*Goal:*
Copy the listing from its first line through the line that contains "- series-point: [305, 389, 314, 397]", putting "image" in place of "screenshot" and keeping everything else the same.
[start]
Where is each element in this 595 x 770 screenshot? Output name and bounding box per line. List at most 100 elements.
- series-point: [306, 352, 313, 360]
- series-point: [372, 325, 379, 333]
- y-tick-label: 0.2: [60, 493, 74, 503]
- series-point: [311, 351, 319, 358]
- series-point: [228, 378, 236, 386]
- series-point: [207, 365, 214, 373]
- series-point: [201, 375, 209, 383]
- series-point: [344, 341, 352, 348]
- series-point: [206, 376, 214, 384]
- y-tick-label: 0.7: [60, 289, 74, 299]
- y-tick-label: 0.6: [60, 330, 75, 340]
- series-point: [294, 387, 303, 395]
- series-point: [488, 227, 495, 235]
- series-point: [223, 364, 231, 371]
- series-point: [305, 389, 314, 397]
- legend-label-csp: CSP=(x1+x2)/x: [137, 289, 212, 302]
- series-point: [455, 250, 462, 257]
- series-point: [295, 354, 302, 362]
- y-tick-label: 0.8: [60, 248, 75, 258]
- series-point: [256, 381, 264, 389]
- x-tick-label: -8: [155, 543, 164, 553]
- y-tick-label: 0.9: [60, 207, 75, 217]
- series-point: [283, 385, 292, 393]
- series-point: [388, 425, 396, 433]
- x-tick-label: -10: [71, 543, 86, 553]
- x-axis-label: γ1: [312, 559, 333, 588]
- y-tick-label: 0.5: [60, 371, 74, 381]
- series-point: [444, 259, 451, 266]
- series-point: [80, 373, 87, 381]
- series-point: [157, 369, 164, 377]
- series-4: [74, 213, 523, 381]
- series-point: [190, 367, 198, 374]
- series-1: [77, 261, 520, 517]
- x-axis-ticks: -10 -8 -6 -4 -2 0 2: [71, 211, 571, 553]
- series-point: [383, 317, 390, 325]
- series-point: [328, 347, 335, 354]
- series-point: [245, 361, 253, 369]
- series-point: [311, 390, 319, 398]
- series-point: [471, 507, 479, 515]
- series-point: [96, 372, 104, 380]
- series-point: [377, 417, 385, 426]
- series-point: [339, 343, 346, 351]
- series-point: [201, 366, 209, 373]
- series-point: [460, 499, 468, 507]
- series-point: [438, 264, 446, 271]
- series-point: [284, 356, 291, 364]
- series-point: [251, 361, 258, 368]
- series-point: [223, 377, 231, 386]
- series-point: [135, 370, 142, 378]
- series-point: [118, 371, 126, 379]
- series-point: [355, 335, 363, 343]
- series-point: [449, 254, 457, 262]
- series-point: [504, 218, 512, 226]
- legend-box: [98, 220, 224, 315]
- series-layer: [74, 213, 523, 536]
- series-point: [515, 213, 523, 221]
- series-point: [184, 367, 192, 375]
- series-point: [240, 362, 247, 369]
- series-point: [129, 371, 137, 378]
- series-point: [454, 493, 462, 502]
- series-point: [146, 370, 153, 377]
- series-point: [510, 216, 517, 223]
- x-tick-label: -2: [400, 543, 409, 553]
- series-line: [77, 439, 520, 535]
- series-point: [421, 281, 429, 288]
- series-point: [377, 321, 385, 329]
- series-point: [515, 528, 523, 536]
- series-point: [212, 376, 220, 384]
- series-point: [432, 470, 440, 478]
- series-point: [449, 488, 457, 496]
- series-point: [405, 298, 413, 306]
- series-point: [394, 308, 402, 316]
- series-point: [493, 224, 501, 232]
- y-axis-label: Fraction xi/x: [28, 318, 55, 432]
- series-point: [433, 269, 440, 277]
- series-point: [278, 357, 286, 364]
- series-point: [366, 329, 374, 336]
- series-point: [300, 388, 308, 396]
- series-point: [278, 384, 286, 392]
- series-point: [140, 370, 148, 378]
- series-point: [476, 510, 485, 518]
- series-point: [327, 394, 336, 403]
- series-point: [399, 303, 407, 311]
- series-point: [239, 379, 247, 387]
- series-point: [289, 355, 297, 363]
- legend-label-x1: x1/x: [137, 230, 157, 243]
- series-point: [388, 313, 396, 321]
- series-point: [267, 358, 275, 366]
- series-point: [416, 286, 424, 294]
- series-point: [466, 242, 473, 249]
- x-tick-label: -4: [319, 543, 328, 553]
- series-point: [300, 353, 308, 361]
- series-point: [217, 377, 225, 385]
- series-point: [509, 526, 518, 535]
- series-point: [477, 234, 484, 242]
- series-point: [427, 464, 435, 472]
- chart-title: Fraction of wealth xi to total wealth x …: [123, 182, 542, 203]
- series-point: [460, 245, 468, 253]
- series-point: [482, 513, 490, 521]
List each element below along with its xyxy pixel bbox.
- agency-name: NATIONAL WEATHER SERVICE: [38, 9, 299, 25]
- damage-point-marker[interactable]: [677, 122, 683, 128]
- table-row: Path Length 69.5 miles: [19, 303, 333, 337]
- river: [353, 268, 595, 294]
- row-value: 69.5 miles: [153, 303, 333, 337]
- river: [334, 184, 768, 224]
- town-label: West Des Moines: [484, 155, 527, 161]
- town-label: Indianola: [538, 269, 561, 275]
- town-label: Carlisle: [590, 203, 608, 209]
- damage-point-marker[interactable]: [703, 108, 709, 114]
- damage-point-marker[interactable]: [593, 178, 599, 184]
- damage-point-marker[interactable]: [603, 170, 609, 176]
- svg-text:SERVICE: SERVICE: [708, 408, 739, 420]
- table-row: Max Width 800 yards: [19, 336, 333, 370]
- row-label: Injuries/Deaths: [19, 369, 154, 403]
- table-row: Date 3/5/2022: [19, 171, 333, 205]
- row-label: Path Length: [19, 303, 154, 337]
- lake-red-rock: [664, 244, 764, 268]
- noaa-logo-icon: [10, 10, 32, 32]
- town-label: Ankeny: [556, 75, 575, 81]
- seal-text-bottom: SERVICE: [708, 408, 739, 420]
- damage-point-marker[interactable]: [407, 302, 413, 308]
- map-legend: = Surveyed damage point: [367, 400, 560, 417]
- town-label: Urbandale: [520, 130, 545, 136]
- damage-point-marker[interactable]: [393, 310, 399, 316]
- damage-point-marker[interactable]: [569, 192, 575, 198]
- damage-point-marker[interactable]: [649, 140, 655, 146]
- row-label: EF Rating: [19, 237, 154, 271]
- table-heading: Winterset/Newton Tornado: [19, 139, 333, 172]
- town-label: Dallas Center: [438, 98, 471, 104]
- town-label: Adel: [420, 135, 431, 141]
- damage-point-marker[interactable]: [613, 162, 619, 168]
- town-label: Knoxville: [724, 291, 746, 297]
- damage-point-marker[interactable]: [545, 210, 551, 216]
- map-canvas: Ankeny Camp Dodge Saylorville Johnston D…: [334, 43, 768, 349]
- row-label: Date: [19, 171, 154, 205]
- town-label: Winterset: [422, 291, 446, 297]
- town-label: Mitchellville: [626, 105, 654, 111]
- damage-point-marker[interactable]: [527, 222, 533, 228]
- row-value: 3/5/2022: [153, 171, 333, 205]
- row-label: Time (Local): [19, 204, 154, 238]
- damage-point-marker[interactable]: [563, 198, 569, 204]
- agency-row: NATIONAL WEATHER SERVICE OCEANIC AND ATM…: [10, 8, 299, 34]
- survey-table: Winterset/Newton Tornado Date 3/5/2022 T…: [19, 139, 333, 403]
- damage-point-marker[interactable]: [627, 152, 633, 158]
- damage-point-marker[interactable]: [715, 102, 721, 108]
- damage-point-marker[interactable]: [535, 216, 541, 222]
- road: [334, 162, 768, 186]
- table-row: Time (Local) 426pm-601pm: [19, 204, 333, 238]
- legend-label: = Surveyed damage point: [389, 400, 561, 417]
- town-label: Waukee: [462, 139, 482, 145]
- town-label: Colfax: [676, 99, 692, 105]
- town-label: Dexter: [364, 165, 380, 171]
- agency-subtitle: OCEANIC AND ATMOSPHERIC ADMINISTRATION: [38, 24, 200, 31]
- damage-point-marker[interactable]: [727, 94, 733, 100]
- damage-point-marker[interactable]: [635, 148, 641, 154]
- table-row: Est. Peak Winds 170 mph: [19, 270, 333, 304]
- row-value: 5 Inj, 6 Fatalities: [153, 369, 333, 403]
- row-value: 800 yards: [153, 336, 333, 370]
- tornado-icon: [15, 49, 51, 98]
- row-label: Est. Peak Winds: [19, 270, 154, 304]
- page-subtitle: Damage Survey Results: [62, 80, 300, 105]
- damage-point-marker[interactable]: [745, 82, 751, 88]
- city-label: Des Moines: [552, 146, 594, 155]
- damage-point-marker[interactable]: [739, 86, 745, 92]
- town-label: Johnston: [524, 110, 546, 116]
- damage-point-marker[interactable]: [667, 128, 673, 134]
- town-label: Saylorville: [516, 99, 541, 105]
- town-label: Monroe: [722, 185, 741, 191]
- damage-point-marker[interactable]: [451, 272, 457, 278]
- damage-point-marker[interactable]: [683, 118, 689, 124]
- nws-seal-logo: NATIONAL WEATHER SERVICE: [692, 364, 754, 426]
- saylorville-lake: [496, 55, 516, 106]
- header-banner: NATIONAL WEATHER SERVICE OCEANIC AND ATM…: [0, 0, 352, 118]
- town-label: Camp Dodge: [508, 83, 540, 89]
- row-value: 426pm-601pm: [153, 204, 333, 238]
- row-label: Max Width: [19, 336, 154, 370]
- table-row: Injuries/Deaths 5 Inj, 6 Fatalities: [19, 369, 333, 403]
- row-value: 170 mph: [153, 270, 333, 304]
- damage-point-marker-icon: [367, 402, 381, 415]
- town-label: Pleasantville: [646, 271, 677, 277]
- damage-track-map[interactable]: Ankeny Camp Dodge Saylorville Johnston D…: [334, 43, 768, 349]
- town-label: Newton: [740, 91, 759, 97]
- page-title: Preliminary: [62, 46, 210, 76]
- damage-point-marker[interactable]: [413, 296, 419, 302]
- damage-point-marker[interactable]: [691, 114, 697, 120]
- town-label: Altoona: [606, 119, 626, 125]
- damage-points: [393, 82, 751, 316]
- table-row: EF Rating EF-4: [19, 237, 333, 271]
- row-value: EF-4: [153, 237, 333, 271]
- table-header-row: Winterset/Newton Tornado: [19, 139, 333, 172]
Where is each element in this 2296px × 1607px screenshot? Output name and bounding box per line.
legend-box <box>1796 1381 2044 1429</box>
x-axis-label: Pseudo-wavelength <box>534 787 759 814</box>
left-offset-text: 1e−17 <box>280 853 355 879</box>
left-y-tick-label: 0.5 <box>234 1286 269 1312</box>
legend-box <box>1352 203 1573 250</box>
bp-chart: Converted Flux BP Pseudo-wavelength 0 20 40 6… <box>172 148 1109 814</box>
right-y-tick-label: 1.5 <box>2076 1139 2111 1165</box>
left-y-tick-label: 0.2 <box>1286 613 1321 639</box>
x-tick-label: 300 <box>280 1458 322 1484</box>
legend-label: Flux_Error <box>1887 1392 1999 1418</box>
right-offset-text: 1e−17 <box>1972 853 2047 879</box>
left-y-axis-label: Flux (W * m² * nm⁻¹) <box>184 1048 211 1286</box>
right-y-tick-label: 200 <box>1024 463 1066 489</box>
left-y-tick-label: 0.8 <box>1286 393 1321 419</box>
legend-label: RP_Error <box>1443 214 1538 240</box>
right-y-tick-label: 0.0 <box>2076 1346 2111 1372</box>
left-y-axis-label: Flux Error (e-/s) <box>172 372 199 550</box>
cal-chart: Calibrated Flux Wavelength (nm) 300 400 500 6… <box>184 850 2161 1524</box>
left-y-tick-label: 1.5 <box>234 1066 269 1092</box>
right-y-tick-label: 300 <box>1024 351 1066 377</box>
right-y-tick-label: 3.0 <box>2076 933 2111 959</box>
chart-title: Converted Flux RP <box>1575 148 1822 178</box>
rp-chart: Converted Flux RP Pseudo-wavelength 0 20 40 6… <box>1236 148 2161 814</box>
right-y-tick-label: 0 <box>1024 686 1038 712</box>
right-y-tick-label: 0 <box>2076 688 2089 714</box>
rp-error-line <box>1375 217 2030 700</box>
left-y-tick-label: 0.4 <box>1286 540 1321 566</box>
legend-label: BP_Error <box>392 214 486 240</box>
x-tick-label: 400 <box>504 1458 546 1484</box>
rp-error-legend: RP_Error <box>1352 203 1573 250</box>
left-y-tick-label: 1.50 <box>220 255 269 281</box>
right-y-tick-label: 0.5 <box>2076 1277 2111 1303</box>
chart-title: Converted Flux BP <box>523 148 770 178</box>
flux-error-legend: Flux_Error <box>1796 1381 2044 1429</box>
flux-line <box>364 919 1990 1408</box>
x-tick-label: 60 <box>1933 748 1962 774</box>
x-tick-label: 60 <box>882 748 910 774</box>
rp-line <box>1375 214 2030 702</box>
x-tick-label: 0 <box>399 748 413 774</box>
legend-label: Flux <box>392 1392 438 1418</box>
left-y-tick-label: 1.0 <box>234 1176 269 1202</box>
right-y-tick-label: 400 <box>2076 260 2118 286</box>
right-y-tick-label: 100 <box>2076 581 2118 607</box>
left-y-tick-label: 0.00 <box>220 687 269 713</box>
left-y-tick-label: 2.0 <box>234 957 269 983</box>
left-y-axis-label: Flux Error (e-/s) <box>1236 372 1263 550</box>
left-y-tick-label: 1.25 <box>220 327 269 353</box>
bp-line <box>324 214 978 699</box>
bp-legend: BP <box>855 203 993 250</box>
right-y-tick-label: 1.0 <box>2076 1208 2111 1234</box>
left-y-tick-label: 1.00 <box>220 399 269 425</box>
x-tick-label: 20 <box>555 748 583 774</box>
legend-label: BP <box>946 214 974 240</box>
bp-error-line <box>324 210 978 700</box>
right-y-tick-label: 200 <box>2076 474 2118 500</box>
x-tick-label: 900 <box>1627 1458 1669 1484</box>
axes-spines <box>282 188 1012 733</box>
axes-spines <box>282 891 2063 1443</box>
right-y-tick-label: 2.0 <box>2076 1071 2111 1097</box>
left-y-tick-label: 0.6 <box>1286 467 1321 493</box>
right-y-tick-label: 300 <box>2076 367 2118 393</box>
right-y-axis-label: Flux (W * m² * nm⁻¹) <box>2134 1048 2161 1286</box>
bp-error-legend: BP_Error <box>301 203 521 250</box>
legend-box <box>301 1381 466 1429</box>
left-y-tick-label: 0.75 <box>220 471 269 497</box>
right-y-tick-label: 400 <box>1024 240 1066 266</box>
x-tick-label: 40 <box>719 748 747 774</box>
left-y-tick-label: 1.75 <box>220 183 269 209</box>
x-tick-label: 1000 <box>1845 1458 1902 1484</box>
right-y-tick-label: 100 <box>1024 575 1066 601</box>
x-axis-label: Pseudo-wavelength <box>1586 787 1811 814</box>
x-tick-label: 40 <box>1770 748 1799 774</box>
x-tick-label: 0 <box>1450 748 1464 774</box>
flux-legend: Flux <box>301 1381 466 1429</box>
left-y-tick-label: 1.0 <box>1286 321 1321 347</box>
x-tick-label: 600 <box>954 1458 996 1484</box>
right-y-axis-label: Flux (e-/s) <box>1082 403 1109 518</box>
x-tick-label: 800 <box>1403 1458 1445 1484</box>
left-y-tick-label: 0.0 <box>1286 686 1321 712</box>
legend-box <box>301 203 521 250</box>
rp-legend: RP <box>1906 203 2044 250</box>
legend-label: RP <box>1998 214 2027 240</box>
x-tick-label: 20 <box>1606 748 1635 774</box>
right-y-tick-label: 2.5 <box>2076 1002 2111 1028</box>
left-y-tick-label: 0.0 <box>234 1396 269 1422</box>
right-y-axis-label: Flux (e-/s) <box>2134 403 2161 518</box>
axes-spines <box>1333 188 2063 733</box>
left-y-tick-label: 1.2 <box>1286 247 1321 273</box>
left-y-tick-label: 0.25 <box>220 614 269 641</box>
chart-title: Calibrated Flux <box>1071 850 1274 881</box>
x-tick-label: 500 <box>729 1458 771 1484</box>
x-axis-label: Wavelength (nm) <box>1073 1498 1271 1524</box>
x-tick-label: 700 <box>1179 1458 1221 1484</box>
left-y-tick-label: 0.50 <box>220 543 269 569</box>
[end]
*Solution to the exercise:*
Where is each element in this 595 x 770 image? Output name and bounding box per line. List at most 100 elements.
- series-point: [306, 352, 313, 360]
- series-point: [372, 325, 379, 333]
- y-tick-label: 0.2: [60, 493, 74, 503]
- series-point: [311, 351, 319, 358]
- series-point: [228, 378, 236, 386]
- series-point: [207, 365, 214, 373]
- series-point: [201, 375, 209, 383]
- series-point: [344, 341, 352, 348]
- series-point: [206, 376, 214, 384]
- y-tick-label: 0.7: [60, 289, 74, 299]
- y-tick-label: 0.6: [60, 330, 75, 340]
- series-point: [294, 387, 303, 395]
- series-point: [488, 227, 495, 235]
- series-point: [223, 364, 231, 371]
- series-point: [305, 389, 314, 397]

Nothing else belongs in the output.